··· Texto de referência ···

O auditor fiscal Denis Kobama Yonamine, investigado na Operação Fisco Paralelo, pediu ao Tribunal de Justiça o benefício da Justiça gratuita e o desbloqueio de seu salário, de cerca de R$ 40 mil por mês. A operação foi deflagrada pelo Ministério Público de São Paulo contra um esquema de R$ 1 bilhão em propinas na Secretaria da Fazenda e Planejamento.
A desembargadora Carla Rahal, da 11.ª Câmara de Direito Criminal, afirmou que a violação aos princípios constitucionais citada pelo auditor exige análise mais detalhada, o que impede uma decisão liminar. Sobre o pedido de gratuidade, ela disse que será avaliado no momento adequado.
Na ação, Kobama argumentou que a redução de seus vencimentos fere princípios como presunção de inocência, irredutibilidade salarial, dignidade da pessoa humana e proporcionalidade. Ele é alvo da investigação desde março e teve o contracheque reduzido para R$ 16,6 mil em abril, após ser afastado das funções pelo secretário da Fazenda, Samuel Kinoshita, com o corte de vantagens da carreira.

··· Dados em análise ···

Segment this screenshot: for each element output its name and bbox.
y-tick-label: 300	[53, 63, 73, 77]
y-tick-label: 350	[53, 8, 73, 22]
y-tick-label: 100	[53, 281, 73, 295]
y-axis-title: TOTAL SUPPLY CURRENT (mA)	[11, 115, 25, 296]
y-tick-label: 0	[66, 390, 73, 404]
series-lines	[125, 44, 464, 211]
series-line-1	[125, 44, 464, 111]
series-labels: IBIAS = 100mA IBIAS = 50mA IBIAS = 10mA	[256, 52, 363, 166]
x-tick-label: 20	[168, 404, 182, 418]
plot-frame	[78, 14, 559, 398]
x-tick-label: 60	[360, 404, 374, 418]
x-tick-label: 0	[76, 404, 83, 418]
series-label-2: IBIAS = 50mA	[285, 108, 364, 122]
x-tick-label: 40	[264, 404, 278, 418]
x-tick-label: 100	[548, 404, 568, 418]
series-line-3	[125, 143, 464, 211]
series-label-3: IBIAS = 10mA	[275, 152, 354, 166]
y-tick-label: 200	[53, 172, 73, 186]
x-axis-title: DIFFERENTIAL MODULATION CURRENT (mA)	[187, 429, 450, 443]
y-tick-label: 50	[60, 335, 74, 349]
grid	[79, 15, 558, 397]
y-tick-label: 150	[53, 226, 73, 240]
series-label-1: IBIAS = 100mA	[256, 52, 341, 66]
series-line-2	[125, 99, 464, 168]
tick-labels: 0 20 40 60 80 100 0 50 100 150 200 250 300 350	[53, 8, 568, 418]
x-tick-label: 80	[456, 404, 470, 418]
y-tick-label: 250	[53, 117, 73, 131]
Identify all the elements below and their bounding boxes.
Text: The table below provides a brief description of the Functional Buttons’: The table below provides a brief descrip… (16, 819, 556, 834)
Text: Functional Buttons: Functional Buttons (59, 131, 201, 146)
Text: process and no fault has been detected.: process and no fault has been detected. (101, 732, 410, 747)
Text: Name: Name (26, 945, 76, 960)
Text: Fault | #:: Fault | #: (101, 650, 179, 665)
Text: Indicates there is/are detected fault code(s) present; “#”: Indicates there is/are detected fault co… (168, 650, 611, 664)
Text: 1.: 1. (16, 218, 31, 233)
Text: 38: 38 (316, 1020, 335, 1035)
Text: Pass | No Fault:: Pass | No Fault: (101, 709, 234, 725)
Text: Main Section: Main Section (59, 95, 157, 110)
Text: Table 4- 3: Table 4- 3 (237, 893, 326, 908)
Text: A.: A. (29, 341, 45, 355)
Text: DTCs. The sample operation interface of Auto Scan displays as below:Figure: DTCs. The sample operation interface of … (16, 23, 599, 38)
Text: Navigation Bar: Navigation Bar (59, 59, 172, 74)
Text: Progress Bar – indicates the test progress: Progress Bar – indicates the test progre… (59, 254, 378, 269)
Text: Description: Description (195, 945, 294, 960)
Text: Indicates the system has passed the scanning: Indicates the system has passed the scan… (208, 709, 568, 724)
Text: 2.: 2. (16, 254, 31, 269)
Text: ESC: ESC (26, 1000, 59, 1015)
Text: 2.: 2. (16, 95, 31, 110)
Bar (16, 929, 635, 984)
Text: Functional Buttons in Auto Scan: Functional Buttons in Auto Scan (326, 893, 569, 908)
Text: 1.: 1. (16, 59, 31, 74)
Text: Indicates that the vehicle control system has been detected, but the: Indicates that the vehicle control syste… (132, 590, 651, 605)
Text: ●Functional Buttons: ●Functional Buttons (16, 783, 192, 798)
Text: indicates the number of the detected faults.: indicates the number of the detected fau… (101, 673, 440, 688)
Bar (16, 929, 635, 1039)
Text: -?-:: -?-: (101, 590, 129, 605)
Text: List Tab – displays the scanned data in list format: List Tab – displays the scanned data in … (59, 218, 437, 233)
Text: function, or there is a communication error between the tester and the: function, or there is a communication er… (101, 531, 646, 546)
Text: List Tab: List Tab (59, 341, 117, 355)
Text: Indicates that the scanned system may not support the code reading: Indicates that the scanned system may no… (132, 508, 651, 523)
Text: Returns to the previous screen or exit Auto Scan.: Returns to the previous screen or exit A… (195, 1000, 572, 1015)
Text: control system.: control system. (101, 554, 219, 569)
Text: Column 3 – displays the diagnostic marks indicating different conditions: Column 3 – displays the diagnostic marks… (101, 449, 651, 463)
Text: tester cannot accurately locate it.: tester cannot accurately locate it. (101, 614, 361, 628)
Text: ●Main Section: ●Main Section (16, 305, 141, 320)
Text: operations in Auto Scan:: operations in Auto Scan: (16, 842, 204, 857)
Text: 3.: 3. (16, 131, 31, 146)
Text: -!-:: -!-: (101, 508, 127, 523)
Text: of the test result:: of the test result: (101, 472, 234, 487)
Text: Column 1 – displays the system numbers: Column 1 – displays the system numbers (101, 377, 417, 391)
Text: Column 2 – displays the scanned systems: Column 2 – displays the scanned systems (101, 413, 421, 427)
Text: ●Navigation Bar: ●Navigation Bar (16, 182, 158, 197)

···

**Enunciado da tarefa:** Prossiga a notícia sobre o pedido do auditor fiscal a partir do ponto em que ela se encerra. Os registros provêm de uma fonte distinta da do texto.

**Resposta redigida:**
O benefício da Justiça gratuita é concedido a quem comprova não ter recursos para arcar com custas processuais sem prejudicar o próprio sustento ou o da família, garantindo isenção de taxas e honorários. Kobama pediu o desbloqueio integral do salário, alegando que os vencimentos têm natureza alimentar e que a supressão compromete sua subsistência e a de sua família.
A defesa sustenta que a medida cautelar imposta durante a investigação não pode ser usada como punição econômica antecipada antes de uma condenação definitiva. O auditor pediu o restabelecimento imediato do pagamento integral e a devolução dos valores não pagos.
Segundo os promotores do Grupo de Atuação Especial de Repressão aos Delitos Econômicos (Gedec), Kobama exercia papel central no esquema. Ele integra o grupo de auditores fiscais investigados após a Operação Ícaro, deflagrada em agosto de 2025, que desmantelou um esquema de R$ 1 bilhão em propinas de grandes empresas do varejo para obter ressarcimento rápido de créditos de ICMS-ST.
Agente fiscal na Delegacia Regional Tributária do ABCD, Kobama seria o elo entre empresários interessados nas fraudes e a contadora do esquema, Maria Hermínia de Jesus Santa Clara, conhecida como “Nina”. A acusação afirma que ele levantava informações contábeis, direcionava fiscalizações para servidores do grupo e oferecia mecanismos para reduzir autuações fiscais ou obter créditos indevidos.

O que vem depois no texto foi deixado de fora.